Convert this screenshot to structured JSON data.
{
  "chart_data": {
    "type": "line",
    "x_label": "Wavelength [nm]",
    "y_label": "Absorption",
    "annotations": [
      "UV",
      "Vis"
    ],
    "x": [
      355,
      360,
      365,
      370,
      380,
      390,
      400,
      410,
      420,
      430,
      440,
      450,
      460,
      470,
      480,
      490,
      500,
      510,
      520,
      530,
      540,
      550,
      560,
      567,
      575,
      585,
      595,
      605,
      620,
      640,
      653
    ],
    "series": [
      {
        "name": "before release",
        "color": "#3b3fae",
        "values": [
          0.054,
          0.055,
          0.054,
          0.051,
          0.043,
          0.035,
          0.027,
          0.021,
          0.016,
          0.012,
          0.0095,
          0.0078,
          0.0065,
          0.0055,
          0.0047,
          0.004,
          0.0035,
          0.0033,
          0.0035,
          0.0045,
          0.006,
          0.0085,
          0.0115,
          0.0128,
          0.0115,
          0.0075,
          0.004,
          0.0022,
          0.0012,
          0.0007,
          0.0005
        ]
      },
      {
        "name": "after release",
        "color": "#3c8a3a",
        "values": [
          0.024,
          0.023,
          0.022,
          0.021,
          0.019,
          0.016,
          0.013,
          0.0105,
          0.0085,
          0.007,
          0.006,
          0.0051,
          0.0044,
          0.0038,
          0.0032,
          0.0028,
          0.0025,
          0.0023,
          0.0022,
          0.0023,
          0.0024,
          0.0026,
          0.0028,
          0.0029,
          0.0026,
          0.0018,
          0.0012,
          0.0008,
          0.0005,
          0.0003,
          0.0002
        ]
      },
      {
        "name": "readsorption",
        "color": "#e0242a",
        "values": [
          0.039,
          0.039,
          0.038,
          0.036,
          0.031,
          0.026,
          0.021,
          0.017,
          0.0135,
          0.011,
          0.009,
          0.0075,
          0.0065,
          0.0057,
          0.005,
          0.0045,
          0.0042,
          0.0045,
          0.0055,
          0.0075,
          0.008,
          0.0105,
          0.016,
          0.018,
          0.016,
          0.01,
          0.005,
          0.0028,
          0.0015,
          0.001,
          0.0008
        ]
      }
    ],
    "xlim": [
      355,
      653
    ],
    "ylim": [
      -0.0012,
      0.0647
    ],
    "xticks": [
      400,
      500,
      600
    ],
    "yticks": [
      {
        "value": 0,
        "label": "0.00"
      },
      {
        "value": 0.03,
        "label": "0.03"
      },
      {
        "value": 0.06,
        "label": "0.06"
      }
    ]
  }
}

________________________

WHAT NEEDS TO BE DONE
Repeat the listing in full, keeping every line exactly as it is.

RESULT BELOW
Convert this screenshot to structured JSON data.
{
  "chart_data": {
    "type": "line",
    "x_label": "Wavelength [nm]",
    "y_label": "Absorption",
    "annotations": [
      "UV",
      "Vis"
    ],
    "x": [
      355,
      360,
      365,
      370,
      380,
      390,
      400,
      410,
      420,
      430,
      440,
      450,
      460,
      470,
      480,
      490,
      500,
      510,
      520,
      530,
      540,
      550,
      560,
      567,
      575,
      585,
      595,
      605,
      620,
      640,
      653
    ],
    "series": [
      {
        "name": "before release",
        "color": "#3b3fae",
        "values": [
          0.054,
          0.055,
          0.054,
          0.051,
          0.043,
          0.035,
          0.027,
          0.021,
          0.016,
          0.012,
          0.0095,
          0.0078,
          0.0065,
          0.0055,
          0.0047,
          0.004,
          0.0035,
          0.0033,
          0.0035,
          0.0045,
          0.006,
          0.0085,
          0.0115,
          0.0128,
          0.0115,
          0.0075,
          0.004,
          0.0022,
          0.0012,
          0.0007,
          0.0005
        ]
      },
      {
        "name": "after release",
        "color": "#3c8a3a",
        "values": [
          0.024,
          0.023,
          0.022,
          0.021,
          0.019,
          0.016,
          0.013,
          0.0105,
          0.0085,
          0.007,
          0.006,
          0.0051,
          0.0044,
          0.0038,
          0.0032,
          0.0028,
          0.0025,
          0.0023,
          0.0022,
          0.0023,
          0.0024,
          0.0026,
          0.0028,
          0.0029,
          0.0026,
          0.0018,
          0.0012,
          0.0008,
          0.0005,
          0.0003,
          0.0002
        ]
      },
      {
        "name": "readsorption",
        "color": "#e0242a",
        "values": [
          0.039,
          0.039,
          0.038,
          0.036,
          0.031,
          0.026,
          0.021,
          0.017,
          0.0135,
          0.011,
          0.009,
          0.0075,
          0.0065,
          0.0057,
          0.005,
          0.0045,
          0.0042,
          0.0045,
          0.0055,
          0.0075,
          0.008,
          0.0105,
          0.016,
          0.018,
          0.016,
          0.01,
          0.005,
          0.0028,
          0.0015,
          0.001,
          0.0008
        ]
      }
    ],
    "xlim": [
      355,
      653
    ],
    "ylim": [
      -0.0012,
      0.0647
    ],
    "xticks": [
      400,
      500,
      600
    ],
    "yticks": [
      {
        "value": 0,
        "label": "0.00"
      },
      {
        "value": 0.03,
        "label": "0.03"
      },
      {
        "value": 0.06,
        "label": "0.06"
      }
    ]
  }
}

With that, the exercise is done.